Return every record below exactly as written, but leave out the pictures.

=== RECORDS FOR THE TASK ===

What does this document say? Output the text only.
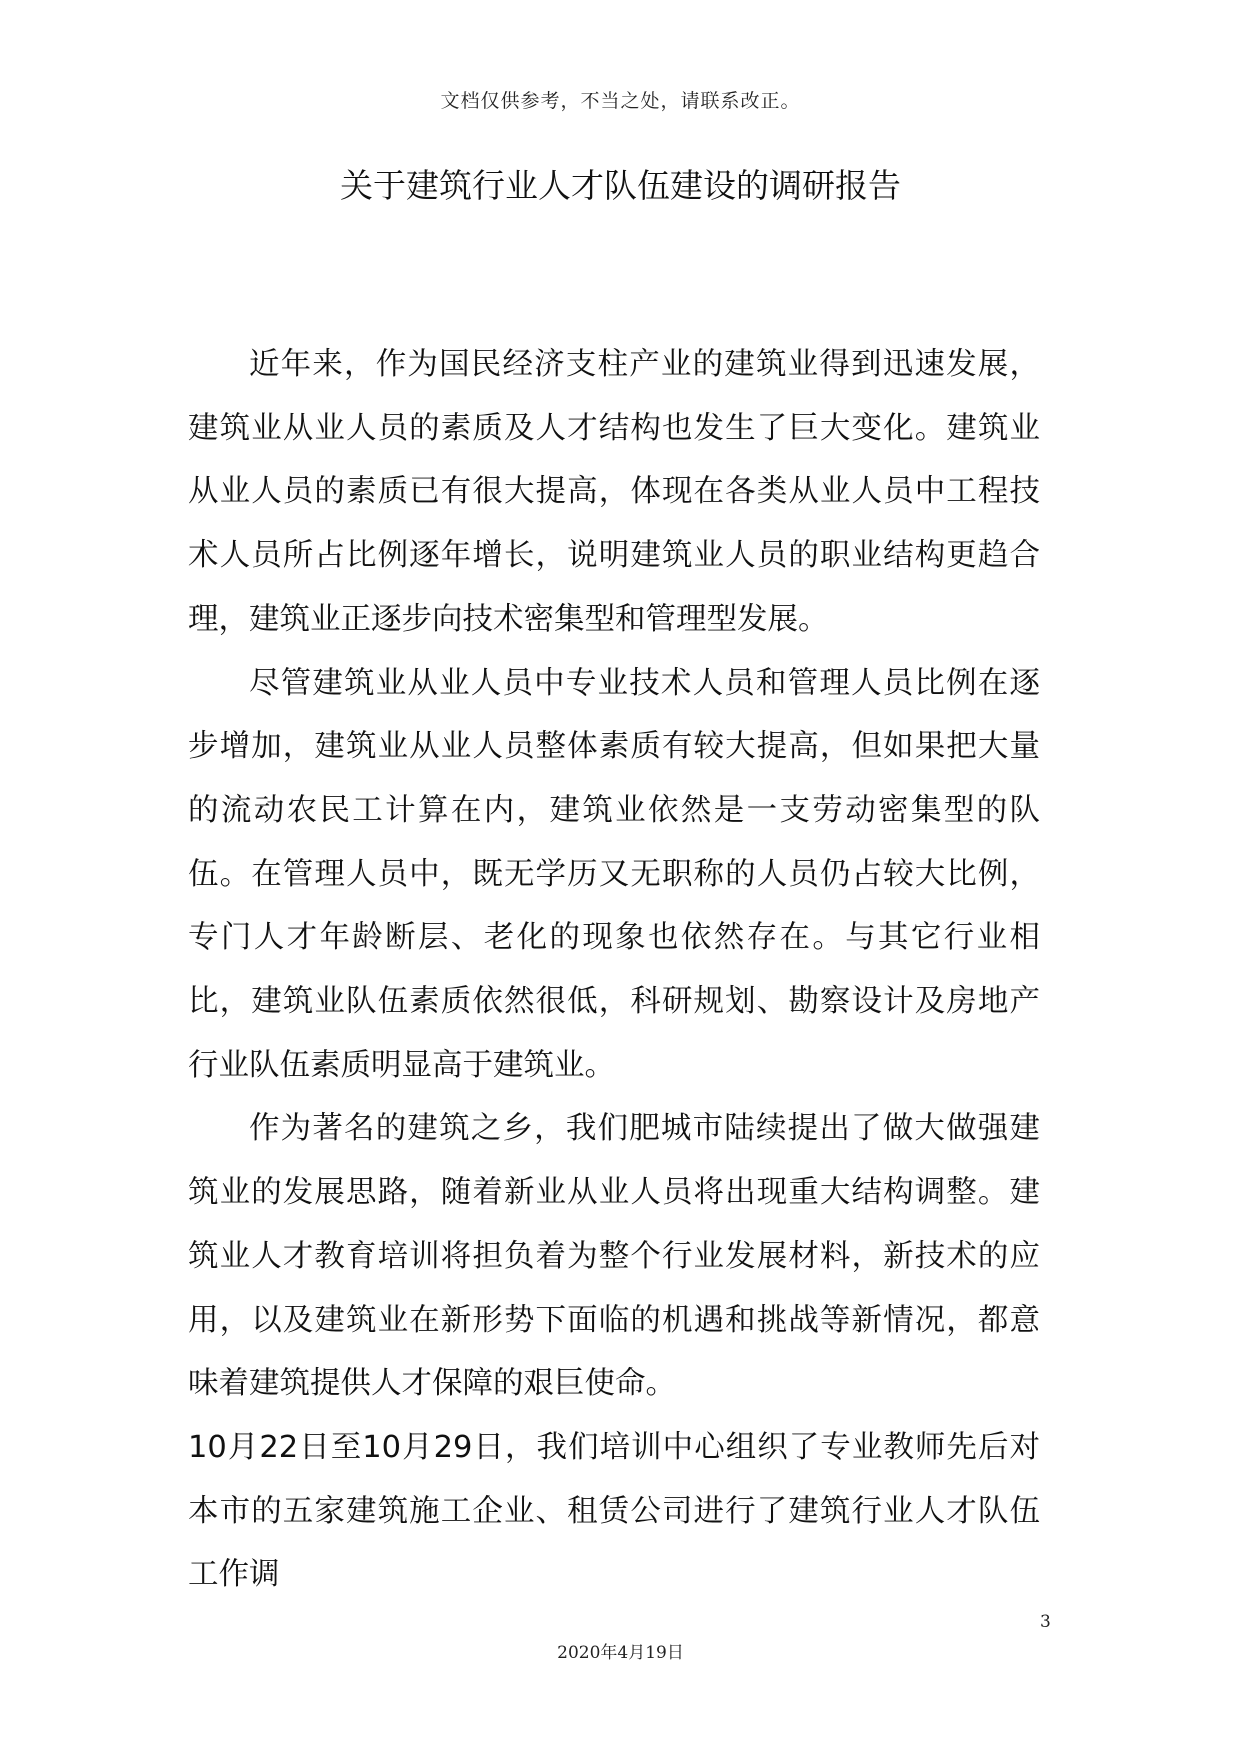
文档仅供参考，不当之处，请联系改正。
关于建筑行业人才队伍建设的调研报告

近年来，作为国民经济支柱产业的建筑业得到迅速发展，建筑业从业人员的素质及人才结构也发生了巨大变化。建筑业从业人员的素质已有很大提高，体现在各类从业人员中工程技术人员所占比例逐年增长，说明建筑业人员的职业结构更趋合理，建筑业正逐步向技术密集型和管理型发展。

尽管建筑业从业人员中专业技术人员和管理人员比例在逐步增加，建筑业从业人员整体素质有较大提高，但如果把大量的流动农民工计算在内，建筑业依然是一支劳动密集型的队伍。在管理人员中，既无学历又无职称的人员仍占较大比例，专门人才年龄断层、老化的现象也依然存在。与其它行业相比，建筑业队伍素质依然很低，科研规划、勘察设计及房地产行业队伍素质明显高于建筑业。

作为著名的建筑之乡，我们肥城市陆续提出了做大做强建筑业的发展思路，随着新业从业人员将出现重大结构调整。建筑业人才教育培训将担负着为整个行业发展材料，新技术的应用，以及建筑业在新形势下面临的机遇和挑战等新情况，都意味着建筑提供人才保障的艰巨使命。

10月22日至10月29日，我们培训中心组织了专业教师先后对本市的五家建筑施工企业、租赁公司进行了建筑行业人才队伍工作调

3
2020年4月19日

===

RESULT FOR THIS EXERCISE:
What does this document say? Output the text only.
文档仅供参考，不当之处，请联系改正。
关于建筑行业人才队伍建设的调研报告

近年来，作为国民经济支柱产业的建筑业得到迅速发展，建筑业从业人员的素质及人才结构也发生了巨大变化。建筑业从业人员的素质已有很大提高，体现在各类从业人员中工程技术人员所占比例逐年增长，说明建筑业人员的职业结构更趋合理，建筑业正逐步向技术密集型和管理型发展。

尽管建筑业从业人员中专业技术人员和管理人员比例在逐步增加，建筑业从业人员整体素质有较大提高，但如果把大量的流动农民工计算在内，建筑业依然是一支劳动密集型的队伍。在管理人员中，既无学历又无职称的人员仍占较大比例，专门人才年龄断层、老化的现象也依然存在。与其它行业相比，建筑业队伍素质依然很低，科研规划、勘察设计及房地产行业队伍素质明显高于建筑业。

作为著名的建筑之乡，我们肥城市陆续提出了做大做强建筑业的发展思路，随着新业从业人员将出现重大结构调整。建筑业人才教育培训将担负着为整个行业发展材料，新技术的应用，以及建筑业在新形势下面临的机遇和挑战等新情况，都意味着建筑提供人才保障的艰巨使命。

10月22日至10月29日，我们培训中心组织了专业教师先后对本市的五家建筑施工企业、租赁公司进行了建筑行业人才队伍工作调

3
2020年4月19日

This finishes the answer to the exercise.